#### [Given exercise]
Copy verbatim the span of lines beginning at the line that contains "Decode this image" and ending with the final line of the data. Exclude pictures from the copy.

#### [Raw records]
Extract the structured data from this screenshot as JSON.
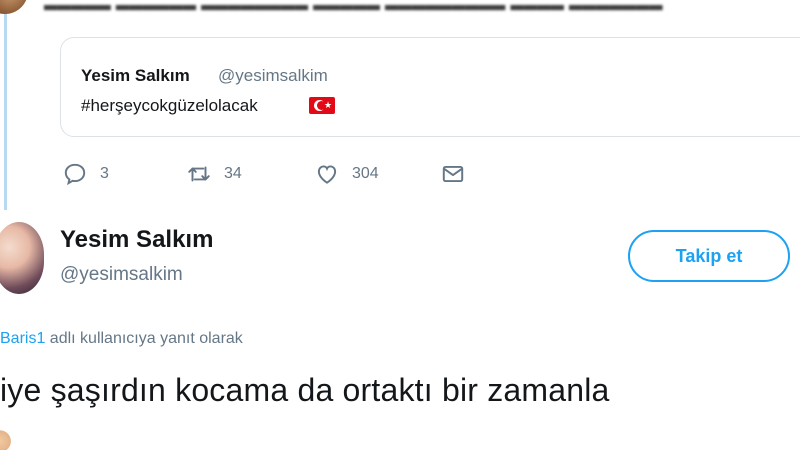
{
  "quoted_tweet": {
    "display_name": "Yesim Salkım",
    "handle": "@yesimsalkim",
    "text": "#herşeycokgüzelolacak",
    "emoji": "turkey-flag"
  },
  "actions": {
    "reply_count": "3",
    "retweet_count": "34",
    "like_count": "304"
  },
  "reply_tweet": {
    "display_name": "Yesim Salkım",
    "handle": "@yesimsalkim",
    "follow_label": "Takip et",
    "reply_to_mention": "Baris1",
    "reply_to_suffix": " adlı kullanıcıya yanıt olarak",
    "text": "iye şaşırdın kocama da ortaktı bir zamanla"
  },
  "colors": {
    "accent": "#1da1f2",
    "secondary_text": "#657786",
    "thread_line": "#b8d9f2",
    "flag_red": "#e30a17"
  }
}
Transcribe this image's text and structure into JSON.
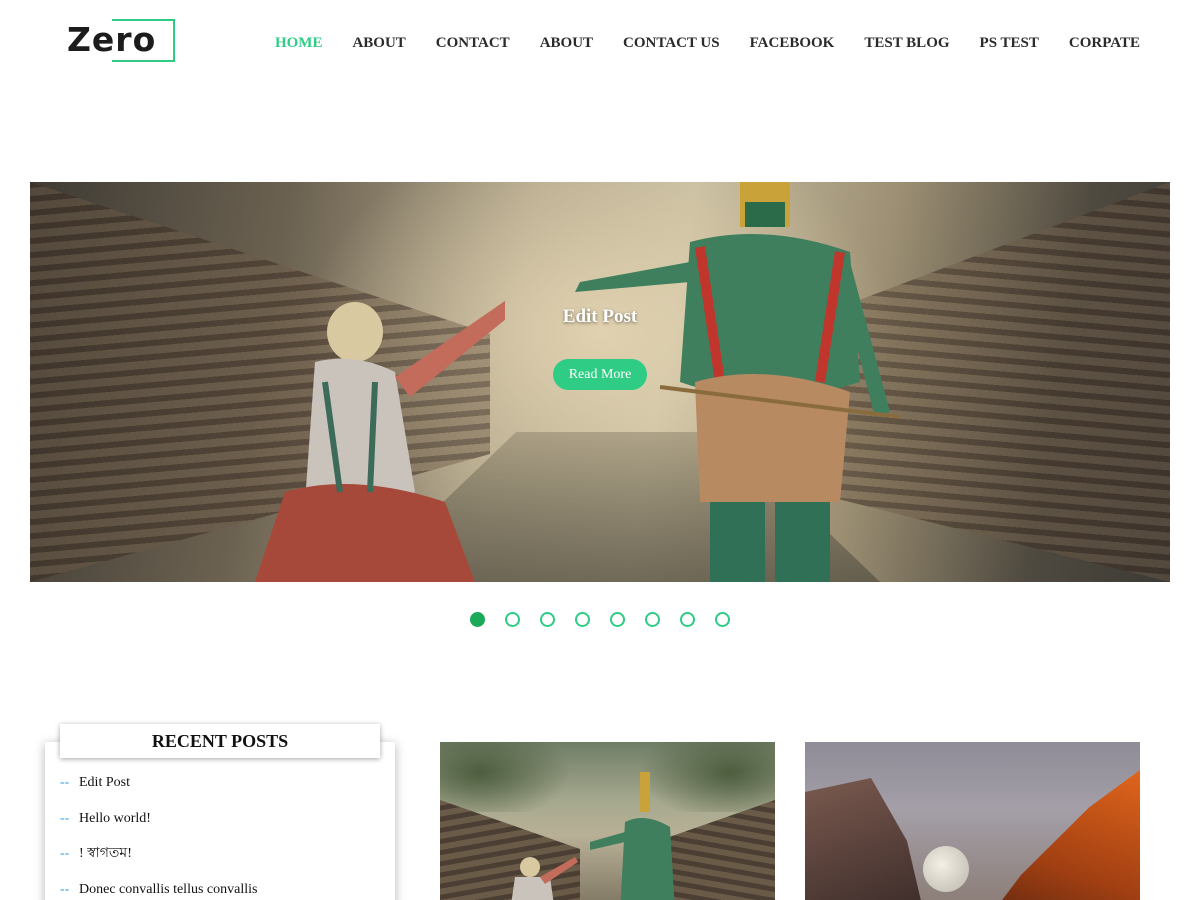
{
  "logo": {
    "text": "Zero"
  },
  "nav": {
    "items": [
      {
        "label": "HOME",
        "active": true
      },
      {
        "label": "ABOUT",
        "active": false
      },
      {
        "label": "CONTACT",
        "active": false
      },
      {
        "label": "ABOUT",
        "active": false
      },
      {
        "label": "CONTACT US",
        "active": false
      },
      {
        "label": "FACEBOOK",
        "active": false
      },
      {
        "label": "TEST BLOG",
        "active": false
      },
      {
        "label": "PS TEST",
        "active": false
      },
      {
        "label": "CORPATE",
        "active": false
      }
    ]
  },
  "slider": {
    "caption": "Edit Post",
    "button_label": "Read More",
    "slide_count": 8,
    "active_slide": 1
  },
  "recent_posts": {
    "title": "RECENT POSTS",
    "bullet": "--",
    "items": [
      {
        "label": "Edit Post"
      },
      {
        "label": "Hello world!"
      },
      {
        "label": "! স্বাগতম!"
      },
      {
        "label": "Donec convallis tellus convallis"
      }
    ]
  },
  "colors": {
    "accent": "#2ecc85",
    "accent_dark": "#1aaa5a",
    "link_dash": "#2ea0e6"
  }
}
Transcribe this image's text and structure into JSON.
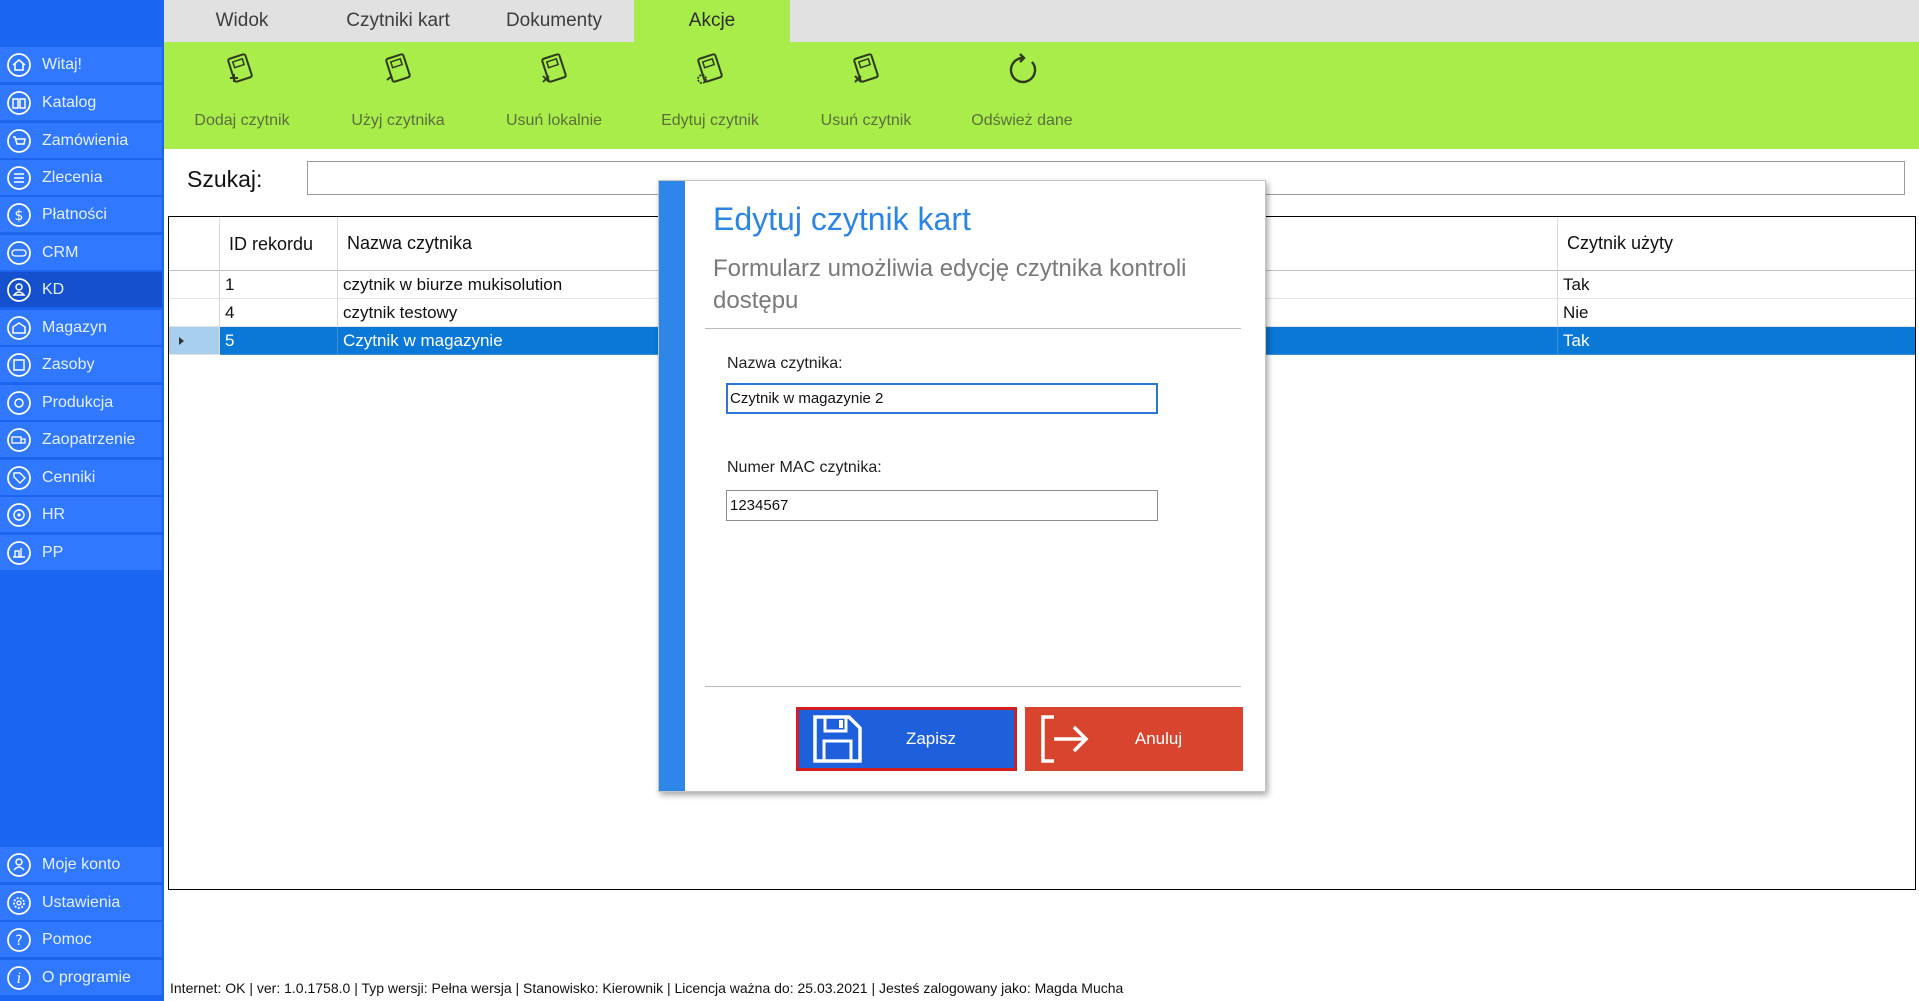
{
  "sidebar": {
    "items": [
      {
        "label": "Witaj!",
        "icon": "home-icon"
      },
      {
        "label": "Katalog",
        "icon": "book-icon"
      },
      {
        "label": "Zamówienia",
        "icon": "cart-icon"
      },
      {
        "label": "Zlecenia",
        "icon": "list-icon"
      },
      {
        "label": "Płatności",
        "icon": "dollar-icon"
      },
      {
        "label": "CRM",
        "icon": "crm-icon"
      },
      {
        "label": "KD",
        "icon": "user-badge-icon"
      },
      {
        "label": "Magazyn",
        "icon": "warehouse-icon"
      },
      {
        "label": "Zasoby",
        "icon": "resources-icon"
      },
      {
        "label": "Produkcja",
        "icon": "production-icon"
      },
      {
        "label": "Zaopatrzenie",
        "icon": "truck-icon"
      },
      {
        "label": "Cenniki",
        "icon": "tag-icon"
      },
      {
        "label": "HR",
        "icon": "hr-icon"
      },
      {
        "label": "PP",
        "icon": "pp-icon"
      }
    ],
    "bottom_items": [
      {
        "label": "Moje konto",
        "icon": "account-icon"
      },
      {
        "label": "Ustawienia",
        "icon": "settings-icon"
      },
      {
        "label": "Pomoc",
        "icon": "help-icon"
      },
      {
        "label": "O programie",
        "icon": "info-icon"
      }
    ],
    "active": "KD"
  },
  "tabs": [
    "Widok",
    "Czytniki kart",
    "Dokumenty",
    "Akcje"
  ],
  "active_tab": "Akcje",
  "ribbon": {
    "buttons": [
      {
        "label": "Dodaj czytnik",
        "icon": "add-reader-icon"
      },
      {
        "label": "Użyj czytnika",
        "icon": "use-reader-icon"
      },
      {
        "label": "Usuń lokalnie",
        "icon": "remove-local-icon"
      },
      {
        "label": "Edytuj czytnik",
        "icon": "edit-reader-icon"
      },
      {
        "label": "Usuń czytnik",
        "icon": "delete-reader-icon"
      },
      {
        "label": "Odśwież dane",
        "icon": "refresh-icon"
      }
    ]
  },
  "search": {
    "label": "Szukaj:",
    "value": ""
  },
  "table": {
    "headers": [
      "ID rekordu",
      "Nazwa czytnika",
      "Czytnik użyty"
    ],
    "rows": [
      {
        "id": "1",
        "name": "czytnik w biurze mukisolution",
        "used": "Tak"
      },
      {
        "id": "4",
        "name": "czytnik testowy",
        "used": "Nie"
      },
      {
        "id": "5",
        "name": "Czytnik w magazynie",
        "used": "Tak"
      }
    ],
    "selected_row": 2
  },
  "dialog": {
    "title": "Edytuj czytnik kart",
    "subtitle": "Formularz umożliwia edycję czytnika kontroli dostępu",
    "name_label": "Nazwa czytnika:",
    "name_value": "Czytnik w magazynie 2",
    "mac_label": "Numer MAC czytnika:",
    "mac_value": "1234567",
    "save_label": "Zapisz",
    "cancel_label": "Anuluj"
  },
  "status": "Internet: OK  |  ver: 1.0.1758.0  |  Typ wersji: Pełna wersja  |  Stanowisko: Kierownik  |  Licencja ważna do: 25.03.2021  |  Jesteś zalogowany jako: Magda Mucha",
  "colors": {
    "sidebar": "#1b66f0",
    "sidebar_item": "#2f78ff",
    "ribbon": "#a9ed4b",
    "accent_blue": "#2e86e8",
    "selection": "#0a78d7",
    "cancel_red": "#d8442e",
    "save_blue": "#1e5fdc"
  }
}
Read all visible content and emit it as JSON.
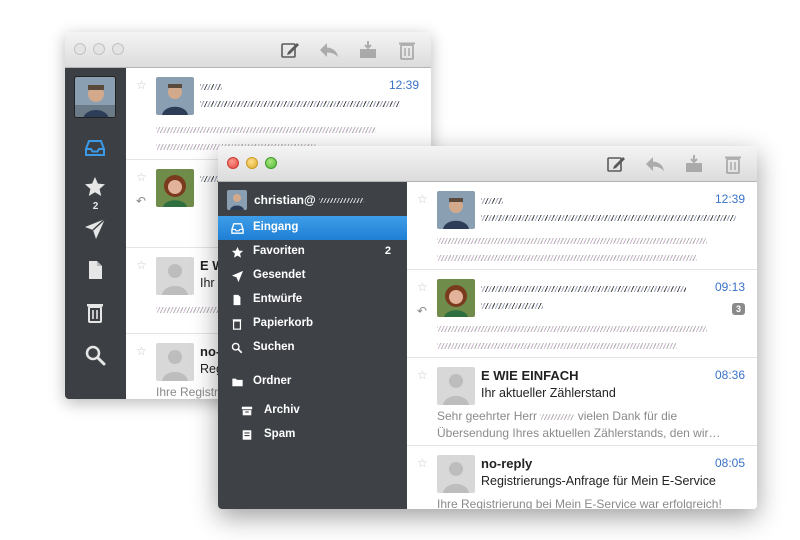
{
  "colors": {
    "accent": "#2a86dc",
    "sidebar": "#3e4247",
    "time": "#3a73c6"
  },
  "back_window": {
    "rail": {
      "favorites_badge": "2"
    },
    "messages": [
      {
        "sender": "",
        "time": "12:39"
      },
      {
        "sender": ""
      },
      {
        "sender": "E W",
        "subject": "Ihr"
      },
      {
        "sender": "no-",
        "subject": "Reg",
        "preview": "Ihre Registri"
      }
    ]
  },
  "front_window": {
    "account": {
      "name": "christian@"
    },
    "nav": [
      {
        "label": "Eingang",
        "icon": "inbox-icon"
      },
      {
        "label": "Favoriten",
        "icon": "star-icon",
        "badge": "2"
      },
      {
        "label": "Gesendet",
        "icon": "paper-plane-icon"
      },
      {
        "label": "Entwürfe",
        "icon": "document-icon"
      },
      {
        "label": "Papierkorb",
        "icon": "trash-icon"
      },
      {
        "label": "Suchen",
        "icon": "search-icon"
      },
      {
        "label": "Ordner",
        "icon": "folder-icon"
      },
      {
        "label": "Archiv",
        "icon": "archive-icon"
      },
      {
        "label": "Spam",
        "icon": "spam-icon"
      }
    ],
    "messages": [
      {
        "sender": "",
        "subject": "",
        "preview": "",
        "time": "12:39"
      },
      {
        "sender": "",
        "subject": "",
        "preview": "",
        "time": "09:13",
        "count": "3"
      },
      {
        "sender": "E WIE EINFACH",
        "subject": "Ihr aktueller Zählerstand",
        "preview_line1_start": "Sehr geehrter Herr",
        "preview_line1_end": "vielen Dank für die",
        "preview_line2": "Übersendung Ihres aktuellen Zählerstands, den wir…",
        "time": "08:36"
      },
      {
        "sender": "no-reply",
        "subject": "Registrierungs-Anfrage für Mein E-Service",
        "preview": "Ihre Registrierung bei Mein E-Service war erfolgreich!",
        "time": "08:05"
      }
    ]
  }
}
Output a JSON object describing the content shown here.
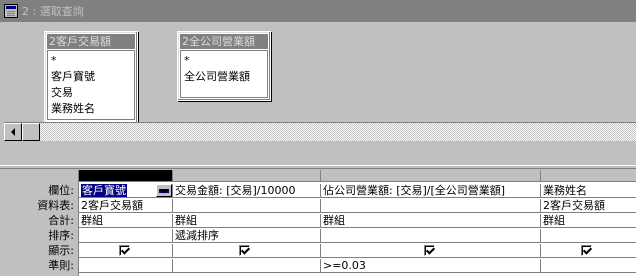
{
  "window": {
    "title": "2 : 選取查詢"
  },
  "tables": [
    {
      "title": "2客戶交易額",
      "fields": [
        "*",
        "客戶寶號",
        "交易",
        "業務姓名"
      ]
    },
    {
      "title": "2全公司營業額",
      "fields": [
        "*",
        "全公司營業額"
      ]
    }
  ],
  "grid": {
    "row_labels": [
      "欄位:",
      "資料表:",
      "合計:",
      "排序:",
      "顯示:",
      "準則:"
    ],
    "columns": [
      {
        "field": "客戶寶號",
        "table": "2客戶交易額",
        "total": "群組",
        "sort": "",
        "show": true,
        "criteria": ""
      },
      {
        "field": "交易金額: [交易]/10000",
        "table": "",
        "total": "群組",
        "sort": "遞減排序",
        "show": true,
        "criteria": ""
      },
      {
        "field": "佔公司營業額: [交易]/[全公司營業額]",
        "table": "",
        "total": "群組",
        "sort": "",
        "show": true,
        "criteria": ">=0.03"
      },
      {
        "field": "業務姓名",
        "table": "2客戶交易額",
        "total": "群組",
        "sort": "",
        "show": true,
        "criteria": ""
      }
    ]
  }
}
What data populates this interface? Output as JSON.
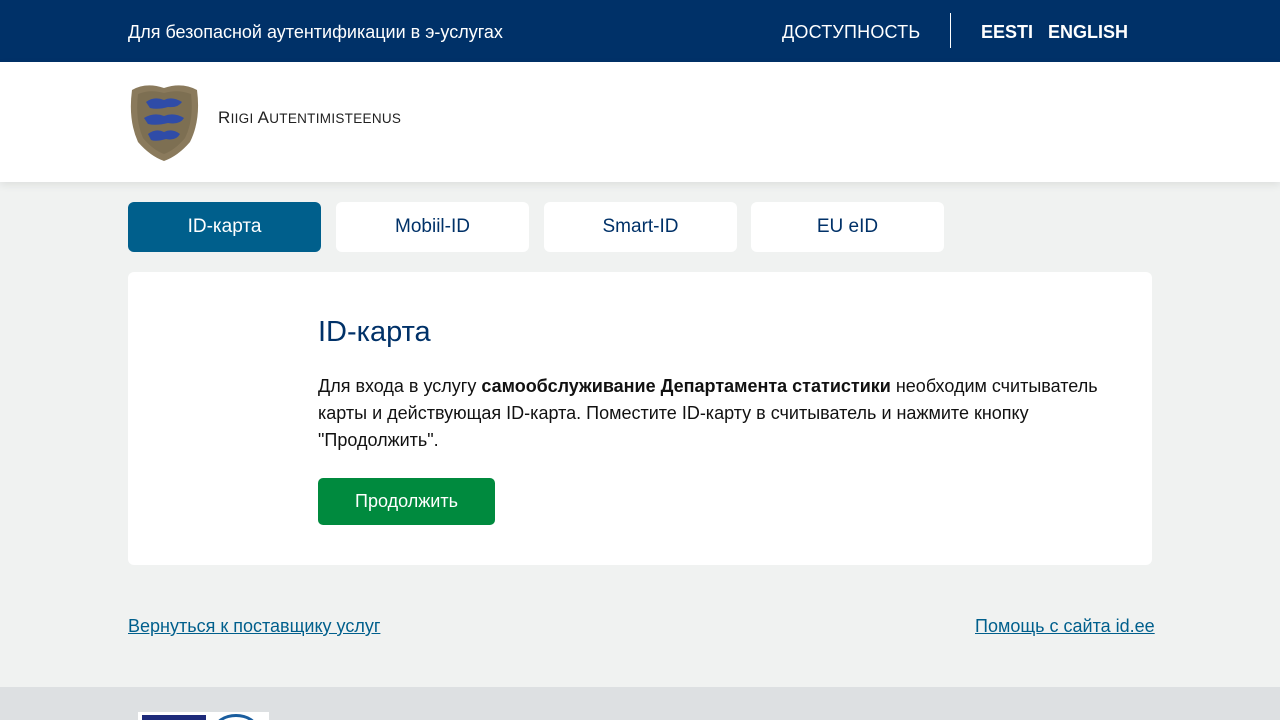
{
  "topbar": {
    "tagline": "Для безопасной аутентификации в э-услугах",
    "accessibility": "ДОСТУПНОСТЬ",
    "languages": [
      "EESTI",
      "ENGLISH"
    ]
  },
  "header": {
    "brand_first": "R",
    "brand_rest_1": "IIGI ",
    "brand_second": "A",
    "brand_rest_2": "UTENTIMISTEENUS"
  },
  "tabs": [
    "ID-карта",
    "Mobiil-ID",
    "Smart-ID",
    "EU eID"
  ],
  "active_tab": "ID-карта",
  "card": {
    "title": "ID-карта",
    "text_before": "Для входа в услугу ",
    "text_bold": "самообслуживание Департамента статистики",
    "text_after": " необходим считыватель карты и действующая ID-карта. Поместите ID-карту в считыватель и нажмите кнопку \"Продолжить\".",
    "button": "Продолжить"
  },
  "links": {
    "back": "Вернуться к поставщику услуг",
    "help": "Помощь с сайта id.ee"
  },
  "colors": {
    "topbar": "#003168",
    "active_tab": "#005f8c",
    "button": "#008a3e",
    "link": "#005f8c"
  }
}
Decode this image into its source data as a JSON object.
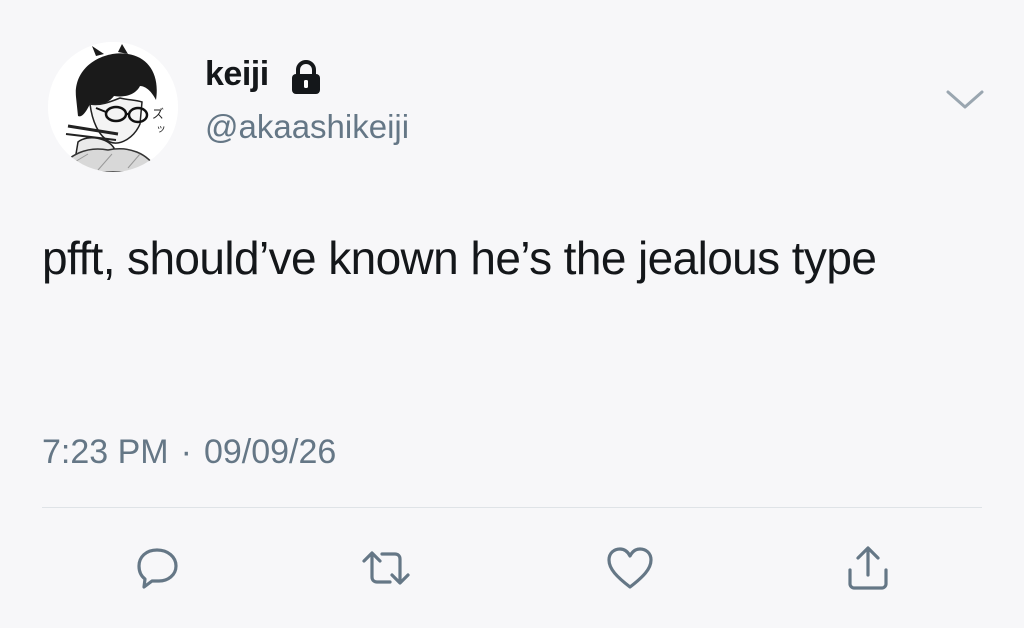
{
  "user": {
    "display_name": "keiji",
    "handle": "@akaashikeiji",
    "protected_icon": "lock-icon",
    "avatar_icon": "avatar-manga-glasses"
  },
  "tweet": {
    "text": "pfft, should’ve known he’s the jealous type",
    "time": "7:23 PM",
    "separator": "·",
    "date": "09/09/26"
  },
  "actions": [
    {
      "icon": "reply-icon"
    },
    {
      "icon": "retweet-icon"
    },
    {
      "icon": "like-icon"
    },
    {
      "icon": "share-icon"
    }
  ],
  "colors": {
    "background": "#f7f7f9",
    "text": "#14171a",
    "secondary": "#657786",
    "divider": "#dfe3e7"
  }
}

#### [Solved problem]
Decode this image into its source data as a JSON object.
{
  "user": {
    "display_name": "keiji",
    "handle": "@akaashikeiji",
    "protected_icon": "lock-icon",
    "avatar_icon": "avatar-manga-glasses"
  },
  "tweet": {
    "text": "pfft, should’ve known he’s the jealous type",
    "time": "7:23 PM",
    "separator": "·",
    "date": "09/09/26"
  },
  "actions": [
    {
      "icon": "reply-icon"
    },
    {
      "icon": "retweet-icon"
    },
    {
      "icon": "like-icon"
    },
    {
      "icon": "share-icon"
    }
  ],
  "colors": {
    "background": "#f7f7f9",
    "text": "#14171a",
    "secondary": "#657786",
    "divider": "#dfe3e7"
  }
}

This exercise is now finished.